:: AVAILABLE DATA

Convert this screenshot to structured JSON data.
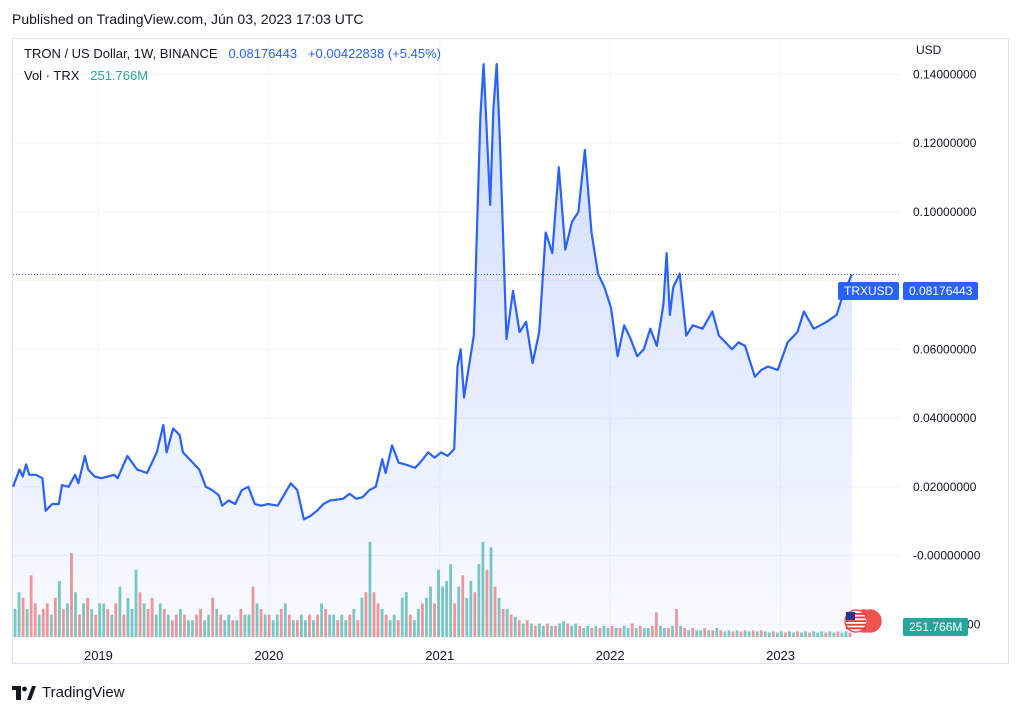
{
  "header": {
    "published": "Published on TradingView.com, Jún 03, 2023 17:03 UTC"
  },
  "legend": {
    "title": "TRON / US Dollar, 1W, BINANCE",
    "price": "0.08176443",
    "change": "+0.00422838 (+5.45%)",
    "vol_label": "Vol · TRX",
    "vol_value": "251.766M"
  },
  "axis": {
    "currency": "USD"
  },
  "tags": {
    "symbol": "TRXUSD",
    "price": "0.08176443",
    "volume": "251.766M"
  },
  "footer": {
    "brand": "TradingView"
  },
  "colors": {
    "line": "#2962ff",
    "vol_up": "#26a69a",
    "vol_down": "#ef5350",
    "grid": "#f0f3fa"
  },
  "chart_data": {
    "type": "area",
    "series": [
      {
        "name": "TRXUSD",
        "x": "date",
        "y": "close"
      }
    ],
    "x_range": [
      "2018-07-02",
      "2023-06-03"
    ],
    "ylim": [
      -0.024,
      0.15
    ],
    "y_ticks": [
      -0.02,
      0.0,
      0.02,
      0.04,
      0.06,
      0.08,
      0.1,
      0.12,
      0.14
    ],
    "y_tick_labels": [
      "-0.02000000",
      "-0.00000000",
      "0.02000000",
      "0.04000000",
      "0.06000000",
      "",
      "0.10000000",
      "0.12000000",
      "0.14000000"
    ],
    "x_ticks": [
      "2019-01-01",
      "2020-01-01",
      "2021-01-01",
      "2022-01-01",
      "2023-01-01"
    ],
    "x_tick_labels": [
      "2019",
      "2020",
      "2021",
      "2022",
      "2023"
    ],
    "last_price": 0.08176443,
    "points": [
      [
        "2018-07-02",
        0.02
      ],
      [
        "2018-07-16",
        0.025
      ],
      [
        "2018-07-23",
        0.023
      ],
      [
        "2018-07-30",
        0.0265
      ],
      [
        "2018-08-06",
        0.0235
      ],
      [
        "2018-08-20",
        0.0235
      ],
      [
        "2018-09-03",
        0.0225
      ],
      [
        "2018-09-10",
        0.013
      ],
      [
        "2018-09-24",
        0.015
      ],
      [
        "2018-10-08",
        0.015
      ],
      [
        "2018-10-15",
        0.0205
      ],
      [
        "2018-10-29",
        0.02
      ],
      [
        "2018-11-12",
        0.0235
      ],
      [
        "2018-11-19",
        0.021
      ],
      [
        "2018-12-03",
        0.029
      ],
      [
        "2018-12-10",
        0.025
      ],
      [
        "2018-12-24",
        0.023
      ],
      [
        "2019-01-07",
        0.0225
      ],
      [
        "2019-02-04",
        0.0235
      ],
      [
        "2019-02-11",
        0.0225
      ],
      [
        "2019-03-04",
        0.029
      ],
      [
        "2019-03-25",
        0.025
      ],
      [
        "2019-04-15",
        0.024
      ],
      [
        "2019-05-06",
        0.03
      ],
      [
        "2019-05-20",
        0.038
      ],
      [
        "2019-05-27",
        0.03
      ],
      [
        "2019-06-10",
        0.037
      ],
      [
        "2019-06-24",
        0.035
      ],
      [
        "2019-07-01",
        0.03
      ],
      [
        "2019-07-15",
        0.028
      ],
      [
        "2019-08-05",
        0.025
      ],
      [
        "2019-08-19",
        0.02
      ],
      [
        "2019-09-02",
        0.019
      ],
      [
        "2019-09-16",
        0.0175
      ],
      [
        "2019-09-23",
        0.0145
      ],
      [
        "2019-10-07",
        0.016
      ],
      [
        "2019-10-21",
        0.015
      ],
      [
        "2019-11-04",
        0.019
      ],
      [
        "2019-11-18",
        0.02
      ],
      [
        "2019-12-02",
        0.015
      ],
      [
        "2019-12-16",
        0.0145
      ],
      [
        "2019-12-30",
        0.015
      ],
      [
        "2020-01-20",
        0.0145
      ],
      [
        "2020-02-17",
        0.021
      ],
      [
        "2020-03-02",
        0.019
      ],
      [
        "2020-03-16",
        0.0105
      ],
      [
        "2020-03-30",
        0.0115
      ],
      [
        "2020-04-13",
        0.013
      ],
      [
        "2020-04-27",
        0.015
      ],
      [
        "2020-05-11",
        0.016
      ],
      [
        "2020-06-08",
        0.0165
      ],
      [
        "2020-06-22",
        0.018
      ],
      [
        "2020-07-06",
        0.0165
      ],
      [
        "2020-07-20",
        0.017
      ],
      [
        "2020-08-03",
        0.019
      ],
      [
        "2020-08-17",
        0.02
      ],
      [
        "2020-08-31",
        0.028
      ],
      [
        "2020-09-07",
        0.024
      ],
      [
        "2020-09-21",
        0.032
      ],
      [
        "2020-10-05",
        0.027
      ],
      [
        "2020-10-19",
        0.0265
      ],
      [
        "2020-11-09",
        0.0255
      ],
      [
        "2020-11-23",
        0.0275
      ],
      [
        "2020-12-07",
        0.03
      ],
      [
        "2020-12-21",
        0.0285
      ],
      [
        "2021-01-04",
        0.03
      ],
      [
        "2021-01-18",
        0.029
      ],
      [
        "2021-02-01",
        0.031
      ],
      [
        "2021-02-08",
        0.055
      ],
      [
        "2021-02-15",
        0.06
      ],
      [
        "2021-02-22",
        0.046
      ],
      [
        "2021-03-01",
        0.052
      ],
      [
        "2021-03-15",
        0.064
      ],
      [
        "2021-03-29",
        0.128
      ],
      [
        "2021-04-05",
        0.143
      ],
      [
        "2021-04-19",
        0.102
      ],
      [
        "2021-04-26",
        0.13
      ],
      [
        "2021-05-03",
        0.143
      ],
      [
        "2021-05-10",
        0.12
      ],
      [
        "2021-05-24",
        0.063
      ],
      [
        "2021-06-07",
        0.077
      ],
      [
        "2021-06-21",
        0.065
      ],
      [
        "2021-07-05",
        0.068
      ],
      [
        "2021-07-19",
        0.056
      ],
      [
        "2021-08-02",
        0.065
      ],
      [
        "2021-08-16",
        0.094
      ],
      [
        "2021-08-30",
        0.088
      ],
      [
        "2021-09-13",
        0.113
      ],
      [
        "2021-09-27",
        0.089
      ],
      [
        "2021-10-11",
        0.097
      ],
      [
        "2021-10-25",
        0.1
      ],
      [
        "2021-11-08",
        0.118
      ],
      [
        "2021-11-22",
        0.094
      ],
      [
        "2021-12-06",
        0.082
      ],
      [
        "2021-12-20",
        0.078
      ],
      [
        "2022-01-03",
        0.072
      ],
      [
        "2022-01-17",
        0.058
      ],
      [
        "2022-01-31",
        0.067
      ],
      [
        "2022-02-14",
        0.063
      ],
      [
        "2022-02-28",
        0.058
      ],
      [
        "2022-03-14",
        0.06
      ],
      [
        "2022-03-28",
        0.066
      ],
      [
        "2022-04-11",
        0.061
      ],
      [
        "2022-04-25",
        0.073
      ],
      [
        "2022-05-02",
        0.088
      ],
      [
        "2022-05-09",
        0.07
      ],
      [
        "2022-05-16",
        0.078
      ],
      [
        "2022-05-30",
        0.082
      ],
      [
        "2022-06-13",
        0.064
      ],
      [
        "2022-06-27",
        0.067
      ],
      [
        "2022-07-18",
        0.066
      ],
      [
        "2022-08-08",
        0.071
      ],
      [
        "2022-08-22",
        0.064
      ],
      [
        "2022-09-05",
        0.062
      ],
      [
        "2022-09-19",
        0.06
      ],
      [
        "2022-10-03",
        0.062
      ],
      [
        "2022-10-17",
        0.061
      ],
      [
        "2022-11-07",
        0.052
      ],
      [
        "2022-11-21",
        0.054
      ],
      [
        "2022-12-05",
        0.055
      ],
      [
        "2022-12-26",
        0.054
      ],
      [
        "2023-01-16",
        0.062
      ],
      [
        "2023-02-06",
        0.065
      ],
      [
        "2023-02-20",
        0.071
      ],
      [
        "2023-03-13",
        0.066
      ],
      [
        "2023-03-27",
        0.067
      ],
      [
        "2023-04-10",
        0.068
      ],
      [
        "2023-05-01",
        0.07
      ],
      [
        "2023-05-15",
        0.076
      ],
      [
        "2023-06-03",
        0.0818
      ]
    ],
    "volume": {
      "scale_max": 1.0,
      "bars": [
        [
          0.25,
          1
        ],
        [
          0.4,
          1
        ],
        [
          0.35,
          0
        ],
        [
          0.25,
          1
        ],
        [
          0.55,
          0
        ],
        [
          0.3,
          0
        ],
        [
          0.2,
          1
        ],
        [
          0.25,
          0
        ],
        [
          0.3,
          0
        ],
        [
          0.2,
          1
        ],
        [
          0.35,
          0
        ],
        [
          0.5,
          1
        ],
        [
          0.25,
          0
        ],
        [
          0.3,
          1
        ],
        [
          0.75,
          0
        ],
        [
          0.4,
          1
        ],
        [
          0.2,
          0
        ],
        [
          0.3,
          1
        ],
        [
          0.35,
          0
        ],
        [
          0.25,
          1
        ],
        [
          0.2,
          0
        ],
        [
          0.3,
          1
        ],
        [
          0.3,
          1
        ],
        [
          0.25,
          0
        ],
        [
          0.2,
          1
        ],
        [
          0.3,
          0
        ],
        [
          0.45,
          1
        ],
        [
          0.2,
          0
        ],
        [
          0.35,
          1
        ],
        [
          0.25,
          1
        ],
        [
          0.6,
          1
        ],
        [
          0.4,
          0
        ],
        [
          0.3,
          1
        ],
        [
          0.25,
          0
        ],
        [
          0.35,
          0
        ],
        [
          0.2,
          1
        ],
        [
          0.3,
          1
        ],
        [
          0.25,
          0
        ],
        [
          0.2,
          1
        ],
        [
          0.15,
          0
        ],
        [
          0.2,
          0
        ],
        [
          0.25,
          1
        ],
        [
          0.2,
          0
        ],
        [
          0.15,
          1
        ],
        [
          0.15,
          1
        ],
        [
          0.2,
          0
        ],
        [
          0.25,
          0
        ],
        [
          0.15,
          1
        ],
        [
          0.2,
          1
        ],
        [
          0.35,
          0
        ],
        [
          0.25,
          1
        ],
        [
          0.2,
          0
        ],
        [
          0.15,
          1
        ],
        [
          0.2,
          1
        ],
        [
          0.15,
          0
        ],
        [
          0.15,
          1
        ],
        [
          0.25,
          0
        ],
        [
          0.2,
          1
        ],
        [
          0.2,
          1
        ],
        [
          0.45,
          0
        ],
        [
          0.3,
          1
        ],
        [
          0.25,
          0
        ],
        [
          0.2,
          1
        ],
        [
          0.2,
          0
        ],
        [
          0.15,
          1
        ],
        [
          0.2,
          1
        ],
        [
          0.25,
          0
        ],
        [
          0.3,
          1
        ],
        [
          0.2,
          0
        ],
        [
          0.15,
          1
        ],
        [
          0.15,
          0
        ],
        [
          0.2,
          1
        ],
        [
          0.15,
          1
        ],
        [
          0.2,
          0
        ],
        [
          0.15,
          1
        ],
        [
          0.2,
          0
        ],
        [
          0.3,
          1
        ],
        [
          0.25,
          0
        ],
        [
          0.2,
          1
        ],
        [
          0.2,
          1
        ],
        [
          0.15,
          0
        ],
        [
          0.2,
          1
        ],
        [
          0.15,
          1
        ],
        [
          0.2,
          0
        ],
        [
          0.25,
          1
        ],
        [
          0.15,
          0
        ],
        [
          0.35,
          1
        ],
        [
          0.4,
          0
        ],
        [
          0.85,
          1
        ],
        [
          0.4,
          0
        ],
        [
          0.3,
          0
        ],
        [
          0.25,
          1
        ],
        [
          0.2,
          0
        ],
        [
          0.15,
          1
        ],
        [
          0.2,
          1
        ],
        [
          0.15,
          0
        ],
        [
          0.35,
          1
        ],
        [
          0.4,
          1
        ],
        [
          0.2,
          0
        ],
        [
          0.15,
          1
        ],
        [
          0.25,
          1
        ],
        [
          0.3,
          0
        ],
        [
          0.35,
          1
        ],
        [
          0.45,
          1
        ],
        [
          0.3,
          0
        ],
        [
          0.6,
          1
        ],
        [
          0.45,
          1
        ],
        [
          0.5,
          1
        ],
        [
          0.65,
          1
        ],
        [
          0.3,
          0
        ],
        [
          0.45,
          1
        ],
        [
          0.55,
          0
        ],
        [
          0.35,
          1
        ],
        [
          0.5,
          1
        ],
        [
          0.4,
          0
        ],
        [
          0.65,
          1
        ],
        [
          0.85,
          1
        ],
        [
          0.6,
          0
        ],
        [
          0.8,
          1
        ],
        [
          0.45,
          0
        ],
        [
          0.35,
          1
        ],
        [
          0.25,
          0
        ],
        [
          0.25,
          1
        ],
        [
          0.2,
          0
        ],
        [
          0.18,
          1
        ],
        [
          0.15,
          0
        ],
        [
          0.12,
          1
        ],
        [
          0.15,
          0
        ],
        [
          0.12,
          1
        ],
        [
          0.1,
          0
        ],
        [
          0.12,
          1
        ],
        [
          0.1,
          1
        ],
        [
          0.12,
          0
        ],
        [
          0.1,
          1
        ],
        [
          0.1,
          0
        ],
        [
          0.12,
          1
        ],
        [
          0.14,
          1
        ],
        [
          0.12,
          0
        ],
        [
          0.1,
          1
        ],
        [
          0.12,
          1
        ],
        [
          0.1,
          0
        ],
        [
          0.08,
          1
        ],
        [
          0.1,
          1
        ],
        [
          0.08,
          0
        ],
        [
          0.1,
          1
        ],
        [
          0.08,
          0
        ],
        [
          0.1,
          1
        ],
        [
          0.08,
          1
        ],
        [
          0.1,
          0
        ],
        [
          0.08,
          1
        ],
        [
          0.08,
          0
        ],
        [
          0.1,
          1
        ],
        [
          0.08,
          1
        ],
        [
          0.12,
          0
        ],
        [
          0.08,
          1
        ],
        [
          0.1,
          0
        ],
        [
          0.08,
          1
        ],
        [
          0.08,
          1
        ],
        [
          0.1,
          0
        ],
        [
          0.22,
          0
        ],
        [
          0.1,
          1
        ],
        [
          0.08,
          1
        ],
        [
          0.08,
          0
        ],
        [
          0.1,
          1
        ],
        [
          0.25,
          0
        ],
        [
          0.1,
          1
        ],
        [
          0.08,
          0
        ],
        [
          0.06,
          1
        ],
        [
          0.08,
          0
        ],
        [
          0.06,
          1
        ],
        [
          0.06,
          1
        ],
        [
          0.08,
          0
        ],
        [
          0.06,
          1
        ],
        [
          0.06,
          0
        ],
        [
          0.08,
          1
        ],
        [
          0.06,
          0
        ],
        [
          0.05,
          1
        ],
        [
          0.06,
          1
        ],
        [
          0.05,
          0
        ],
        [
          0.06,
          1
        ],
        [
          0.05,
          0
        ],
        [
          0.06,
          1
        ],
        [
          0.05,
          1
        ],
        [
          0.06,
          0
        ],
        [
          0.05,
          1
        ],
        [
          0.06,
          0
        ],
        [
          0.05,
          1
        ],
        [
          0.04,
          1
        ],
        [
          0.05,
          0
        ],
        [
          0.04,
          1
        ],
        [
          0.05,
          1
        ],
        [
          0.04,
          0
        ],
        [
          0.05,
          1
        ],
        [
          0.04,
          1
        ],
        [
          0.05,
          0
        ],
        [
          0.04,
          1
        ],
        [
          0.05,
          1
        ],
        [
          0.04,
          0
        ],
        [
          0.05,
          1
        ],
        [
          0.04,
          1
        ],
        [
          0.05,
          1
        ],
        [
          0.04,
          0
        ],
        [
          0.05,
          1
        ],
        [
          0.04,
          1
        ],
        [
          0.05,
          0
        ],
        [
          0.04,
          1
        ],
        [
          0.05,
          1
        ],
        [
          0.04,
          0
        ]
      ]
    }
  }
}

::::

● INSTRUCTION:
Among the entries above, identify all lines with "TradingView" and copy them.

● OUTPUT FOR THIS EXERCISE:
    "published": "Published on TradingView.com, Jún 03, 2023 17:03 UTC"
    "brand": "TradingView"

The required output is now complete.